**Instructions to follow:**
From the listing below, pick out each line with the word "ActiveShuttle".

....................

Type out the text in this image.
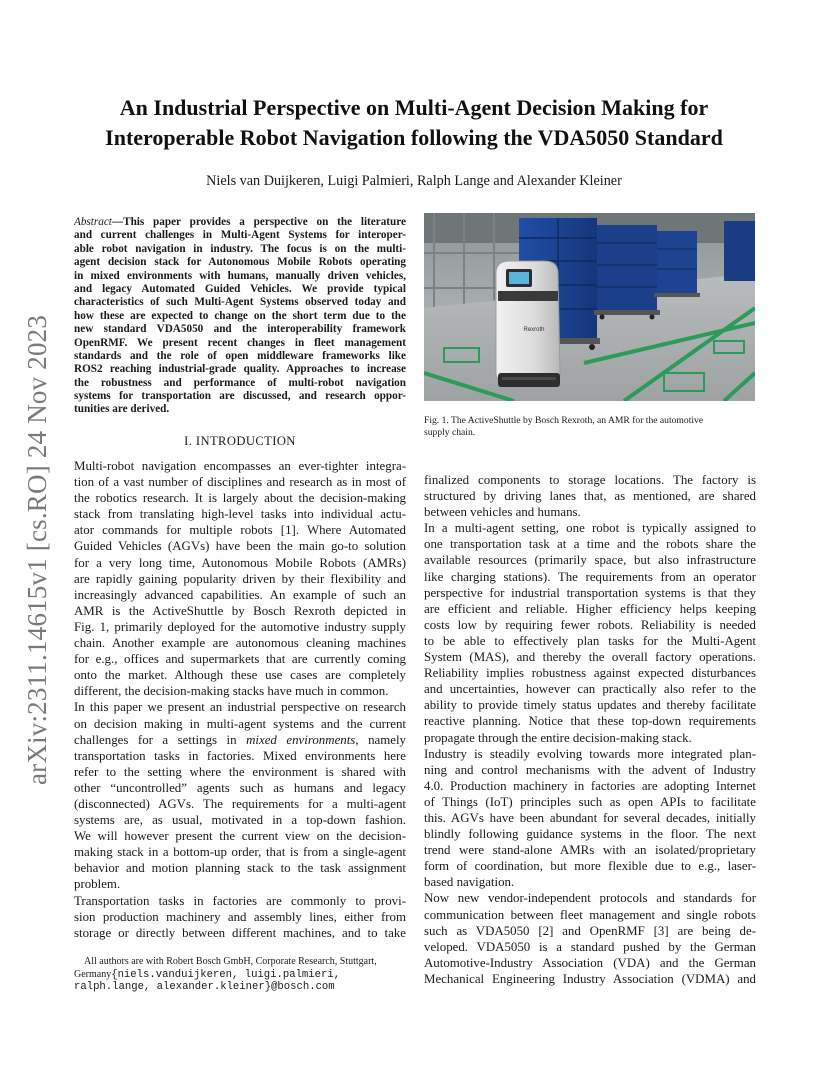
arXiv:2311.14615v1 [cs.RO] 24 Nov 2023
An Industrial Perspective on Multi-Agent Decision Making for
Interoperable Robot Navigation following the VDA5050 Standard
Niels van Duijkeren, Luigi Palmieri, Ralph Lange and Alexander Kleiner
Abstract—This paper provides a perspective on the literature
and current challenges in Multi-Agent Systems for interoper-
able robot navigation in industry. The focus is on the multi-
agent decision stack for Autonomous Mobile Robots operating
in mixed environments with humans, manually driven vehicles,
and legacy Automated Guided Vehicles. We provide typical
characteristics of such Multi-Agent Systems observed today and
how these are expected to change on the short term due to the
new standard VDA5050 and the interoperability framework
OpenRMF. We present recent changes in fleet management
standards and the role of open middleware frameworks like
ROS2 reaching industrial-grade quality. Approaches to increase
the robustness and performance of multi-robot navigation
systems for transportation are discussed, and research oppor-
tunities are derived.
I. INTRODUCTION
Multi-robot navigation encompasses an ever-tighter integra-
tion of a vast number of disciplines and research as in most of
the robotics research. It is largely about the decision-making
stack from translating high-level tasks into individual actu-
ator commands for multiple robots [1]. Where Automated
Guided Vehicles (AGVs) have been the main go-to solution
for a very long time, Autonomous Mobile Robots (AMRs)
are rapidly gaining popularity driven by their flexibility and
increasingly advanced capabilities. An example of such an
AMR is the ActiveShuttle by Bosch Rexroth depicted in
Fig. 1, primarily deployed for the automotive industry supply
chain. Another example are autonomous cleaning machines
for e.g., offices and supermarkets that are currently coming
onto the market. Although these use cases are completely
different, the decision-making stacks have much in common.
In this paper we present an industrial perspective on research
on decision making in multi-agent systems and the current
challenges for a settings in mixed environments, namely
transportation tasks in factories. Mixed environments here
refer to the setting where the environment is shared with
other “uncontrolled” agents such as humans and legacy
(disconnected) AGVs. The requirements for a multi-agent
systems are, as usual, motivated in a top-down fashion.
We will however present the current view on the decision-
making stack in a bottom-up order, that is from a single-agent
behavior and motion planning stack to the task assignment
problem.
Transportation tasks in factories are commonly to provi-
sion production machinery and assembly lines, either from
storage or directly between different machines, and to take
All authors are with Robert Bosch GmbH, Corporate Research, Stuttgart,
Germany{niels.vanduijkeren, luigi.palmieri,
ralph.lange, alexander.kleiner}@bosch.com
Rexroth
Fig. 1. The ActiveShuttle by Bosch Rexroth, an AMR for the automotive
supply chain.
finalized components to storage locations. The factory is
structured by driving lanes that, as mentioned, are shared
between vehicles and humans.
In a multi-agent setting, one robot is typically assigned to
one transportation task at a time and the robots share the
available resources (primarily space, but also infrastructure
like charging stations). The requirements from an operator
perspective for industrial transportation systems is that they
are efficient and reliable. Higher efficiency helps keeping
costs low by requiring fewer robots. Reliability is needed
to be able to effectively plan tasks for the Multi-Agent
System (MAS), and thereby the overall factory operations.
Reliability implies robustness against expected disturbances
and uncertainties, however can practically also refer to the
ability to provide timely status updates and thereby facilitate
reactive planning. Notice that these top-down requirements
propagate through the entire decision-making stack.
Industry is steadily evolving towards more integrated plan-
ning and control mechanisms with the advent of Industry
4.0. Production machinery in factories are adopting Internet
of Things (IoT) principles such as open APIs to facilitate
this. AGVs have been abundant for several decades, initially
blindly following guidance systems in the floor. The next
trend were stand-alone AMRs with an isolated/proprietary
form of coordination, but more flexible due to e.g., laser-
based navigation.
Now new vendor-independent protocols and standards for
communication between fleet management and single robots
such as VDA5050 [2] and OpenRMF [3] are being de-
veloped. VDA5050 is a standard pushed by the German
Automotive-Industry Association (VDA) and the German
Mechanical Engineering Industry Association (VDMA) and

....................

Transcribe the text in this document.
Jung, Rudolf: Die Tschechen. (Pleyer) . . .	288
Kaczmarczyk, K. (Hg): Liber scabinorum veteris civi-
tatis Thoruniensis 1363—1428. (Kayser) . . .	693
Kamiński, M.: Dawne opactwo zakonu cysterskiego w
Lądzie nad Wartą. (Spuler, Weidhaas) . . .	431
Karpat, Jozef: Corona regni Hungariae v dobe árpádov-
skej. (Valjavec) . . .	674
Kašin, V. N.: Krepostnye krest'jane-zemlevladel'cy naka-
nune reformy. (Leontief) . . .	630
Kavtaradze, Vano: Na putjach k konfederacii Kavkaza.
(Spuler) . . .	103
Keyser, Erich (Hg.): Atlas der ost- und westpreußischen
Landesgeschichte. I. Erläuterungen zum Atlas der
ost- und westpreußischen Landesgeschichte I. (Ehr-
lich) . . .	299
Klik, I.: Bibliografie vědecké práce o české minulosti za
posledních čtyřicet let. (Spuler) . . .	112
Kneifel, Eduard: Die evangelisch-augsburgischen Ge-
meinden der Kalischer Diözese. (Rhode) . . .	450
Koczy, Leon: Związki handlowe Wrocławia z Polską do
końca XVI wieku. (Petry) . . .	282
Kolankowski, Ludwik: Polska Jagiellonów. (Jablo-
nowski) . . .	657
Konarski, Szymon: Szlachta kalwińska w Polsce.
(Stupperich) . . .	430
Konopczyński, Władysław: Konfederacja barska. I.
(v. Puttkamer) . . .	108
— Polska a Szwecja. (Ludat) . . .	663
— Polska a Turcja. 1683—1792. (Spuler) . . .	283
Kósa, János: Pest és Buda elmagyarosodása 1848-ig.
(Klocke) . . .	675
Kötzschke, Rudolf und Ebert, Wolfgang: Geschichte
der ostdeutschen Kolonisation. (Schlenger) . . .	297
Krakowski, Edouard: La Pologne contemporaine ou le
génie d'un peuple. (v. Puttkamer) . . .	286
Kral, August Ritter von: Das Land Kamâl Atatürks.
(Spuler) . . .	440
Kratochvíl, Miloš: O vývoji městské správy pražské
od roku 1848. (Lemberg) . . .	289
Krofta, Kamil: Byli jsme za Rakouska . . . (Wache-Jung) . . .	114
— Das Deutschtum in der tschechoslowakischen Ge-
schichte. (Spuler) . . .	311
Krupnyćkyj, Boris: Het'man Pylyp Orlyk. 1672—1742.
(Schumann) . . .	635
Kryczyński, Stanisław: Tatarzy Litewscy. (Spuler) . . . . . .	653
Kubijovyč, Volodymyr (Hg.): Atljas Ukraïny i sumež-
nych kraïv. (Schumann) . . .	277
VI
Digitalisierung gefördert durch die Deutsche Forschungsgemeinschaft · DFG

....................

**Solution to this exercise:**
AMR is the ActiveShuttle by Bosch Rexroth depicted in
Fig. 1. The ActiveShuttle by Bosch Rexroth, an AMR for the automotive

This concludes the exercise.